▶ [EXCERPTED DATA]

◆ ◆ ◆

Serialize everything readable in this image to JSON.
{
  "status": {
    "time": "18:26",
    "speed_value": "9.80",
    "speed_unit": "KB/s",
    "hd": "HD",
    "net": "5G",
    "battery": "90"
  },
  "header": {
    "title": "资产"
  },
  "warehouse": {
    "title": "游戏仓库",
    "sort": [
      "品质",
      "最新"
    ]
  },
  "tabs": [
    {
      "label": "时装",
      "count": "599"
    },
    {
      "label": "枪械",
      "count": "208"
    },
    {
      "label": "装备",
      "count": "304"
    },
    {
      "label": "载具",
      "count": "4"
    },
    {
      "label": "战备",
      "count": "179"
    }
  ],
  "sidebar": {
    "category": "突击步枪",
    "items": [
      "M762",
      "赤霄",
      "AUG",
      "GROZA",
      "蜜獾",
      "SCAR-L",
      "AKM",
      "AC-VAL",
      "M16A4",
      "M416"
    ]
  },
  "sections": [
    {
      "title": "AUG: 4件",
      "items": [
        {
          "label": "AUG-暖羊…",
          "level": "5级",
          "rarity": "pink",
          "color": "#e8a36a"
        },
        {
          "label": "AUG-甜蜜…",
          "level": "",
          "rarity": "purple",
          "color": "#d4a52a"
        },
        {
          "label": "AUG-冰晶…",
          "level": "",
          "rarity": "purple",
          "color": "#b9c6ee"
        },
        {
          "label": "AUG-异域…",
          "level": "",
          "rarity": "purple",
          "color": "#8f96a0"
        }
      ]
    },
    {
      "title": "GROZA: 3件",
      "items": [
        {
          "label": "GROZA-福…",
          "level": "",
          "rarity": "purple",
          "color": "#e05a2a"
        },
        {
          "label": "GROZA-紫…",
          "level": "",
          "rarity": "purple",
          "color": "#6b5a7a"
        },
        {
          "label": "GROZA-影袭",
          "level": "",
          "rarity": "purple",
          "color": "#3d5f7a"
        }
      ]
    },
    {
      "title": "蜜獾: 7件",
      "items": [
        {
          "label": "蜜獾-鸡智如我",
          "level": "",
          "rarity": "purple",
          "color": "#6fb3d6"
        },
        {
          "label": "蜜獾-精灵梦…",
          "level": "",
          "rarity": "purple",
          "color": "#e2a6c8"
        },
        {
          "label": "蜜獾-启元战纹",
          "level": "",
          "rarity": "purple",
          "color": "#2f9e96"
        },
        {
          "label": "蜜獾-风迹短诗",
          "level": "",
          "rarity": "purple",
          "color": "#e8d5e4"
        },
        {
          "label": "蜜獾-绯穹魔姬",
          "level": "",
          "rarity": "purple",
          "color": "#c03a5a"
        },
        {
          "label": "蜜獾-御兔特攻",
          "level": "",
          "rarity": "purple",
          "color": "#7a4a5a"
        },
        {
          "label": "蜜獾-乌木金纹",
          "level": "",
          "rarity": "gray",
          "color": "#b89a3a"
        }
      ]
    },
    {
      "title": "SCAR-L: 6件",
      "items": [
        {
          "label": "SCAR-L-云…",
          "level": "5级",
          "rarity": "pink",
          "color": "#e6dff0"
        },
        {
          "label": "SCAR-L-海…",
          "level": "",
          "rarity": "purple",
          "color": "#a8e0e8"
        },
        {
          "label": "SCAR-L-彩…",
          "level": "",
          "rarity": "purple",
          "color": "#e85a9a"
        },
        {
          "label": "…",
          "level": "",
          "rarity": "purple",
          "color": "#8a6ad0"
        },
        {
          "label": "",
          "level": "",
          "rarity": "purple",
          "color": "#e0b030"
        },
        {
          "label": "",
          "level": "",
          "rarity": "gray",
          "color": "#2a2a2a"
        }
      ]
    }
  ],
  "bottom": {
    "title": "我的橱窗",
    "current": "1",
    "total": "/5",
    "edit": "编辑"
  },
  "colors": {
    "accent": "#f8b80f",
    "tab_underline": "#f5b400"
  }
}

◆ ◆ ◆

▶ [WHAT YOU HAVE TO DO]
Reproduce all data above, unchanged.

▶ [THE OUTPUT]
Serialize everything readable in this image to JSON.
{
  "status": {
    "time": "18:26",
    "speed_value": "9.80",
    "speed_unit": "KB/s",
    "hd": "HD",
    "net": "5G",
    "battery": "90"
  },
  "header": {
    "title": "资产"
  },
  "warehouse": {
    "title": "游戏仓库",
    "sort": [
      "品质",
      "最新"
    ]
  },
  "tabs": [
    {
      "label": "时装",
      "count": "599"
    },
    {
      "label": "枪械",
      "count": "208"
    },
    {
      "label": "装备",
      "count": "304"
    },
    {
      "label": "载具",
      "count": "4"
    },
    {
      "label": "战备",
      "count": "179"
    }
  ],
  "sidebar": {
    "category": "突击步枪",
    "items": [
      "M762",
      "赤霄",
      "AUG",
      "GROZA",
      "蜜獾",
      "SCAR-L",
      "AKM",
      "AC-VAL",
      "M16A4",
      "M416"
    ]
  },
  "sections": [
    {
      "title": "AUG: 4件",
      "items": [
        {
          "label": "AUG-暖羊…",
          "level": "5级",
          "rarity": "pink",
          "color": "#e8a36a"
        },
        {
          "label": "AUG-甜蜜…",
          "level": "",
          "rarity": "purple",
          "color": "#d4a52a"
        },
        {
          "label": "AUG-冰晶…",
          "level": "",
          "rarity": "purple",
          "color": "#b9c6ee"
        },
        {
          "label": "AUG-异域…",
          "level": "",
          "rarity": "purple",
          "color": "#8f96a0"
        }
      ]
    },
    {
      "title": "GROZA: 3件",
      "items": [
        {
          "label": "GROZA-福…",
          "level": "",
          "rarity": "purple",
          "color": "#e05a2a"
        },
        {
          "label": "GROZA-紫…",
          "level": "",
          "rarity": "purple",
          "color": "#6b5a7a"
        },
        {
          "label": "GROZA-影袭",
          "level": "",
          "rarity": "purple",
          "color": "#3d5f7a"
        }
      ]
    },
    {
      "title": "蜜獾: 7件",
      "items": [
        {
          "label": "蜜獾-鸡智如我",
          "level": "",
          "rarity": "purple",
          "color": "#6fb3d6"
        },
        {
          "label": "蜜獾-精灵梦…",
          "level": "",
          "rarity": "purple",
          "color": "#e2a6c8"
        },
        {
          "label": "蜜獾-启元战纹",
          "level": "",
          "rarity": "purple",
          "color": "#2f9e96"
        },
        {
          "label": "蜜獾-风迹短诗",
          "level": "",
          "rarity": "purple",
          "color": "#e8d5e4"
        },
        {
          "label": "蜜獾-绯穹魔姬",
          "level": "",
          "rarity": "purple",
          "color": "#c03a5a"
        },
        {
          "label": "蜜獾-御兔特攻",
          "level": "",
          "rarity": "purple",
          "color": "#7a4a5a"
        },
        {
          "label": "蜜獾-乌木金纹",
          "level": "",
          "rarity": "gray",
          "color": "#b89a3a"
        }
      ]
    },
    {
      "title": "SCAR-L: 6件",
      "items": [
        {
          "label": "SCAR-L-云…",
          "level": "5级",
          "rarity": "pink",
          "color": "#e6dff0"
        },
        {
          "label": "SCAR-L-海…",
          "level": "",
          "rarity": "purple",
          "color": "#a8e0e8"
        },
        {
          "label": "SCAR-L-彩…",
          "level": "",
          "rarity": "purple",
          "color": "#e85a9a"
        },
        {
          "label": "…",
          "level": "",
          "rarity": "purple",
          "color": "#8a6ad0"
        },
        {
          "label": "",
          "level": "",
          "rarity": "purple",
          "color": "#e0b030"
        },
        {
          "label": "",
          "level": "",
          "rarity": "gray",
          "color": "#2a2a2a"
        }
      ]
    }
  ],
  "bottom": {
    "title": "我的橱窗",
    "current": "1",
    "total": "/5",
    "edit": "编辑"
  },
  "colors": {
    "accent": "#f8b80f",
    "tab_underline": "#f5b400"
  }
}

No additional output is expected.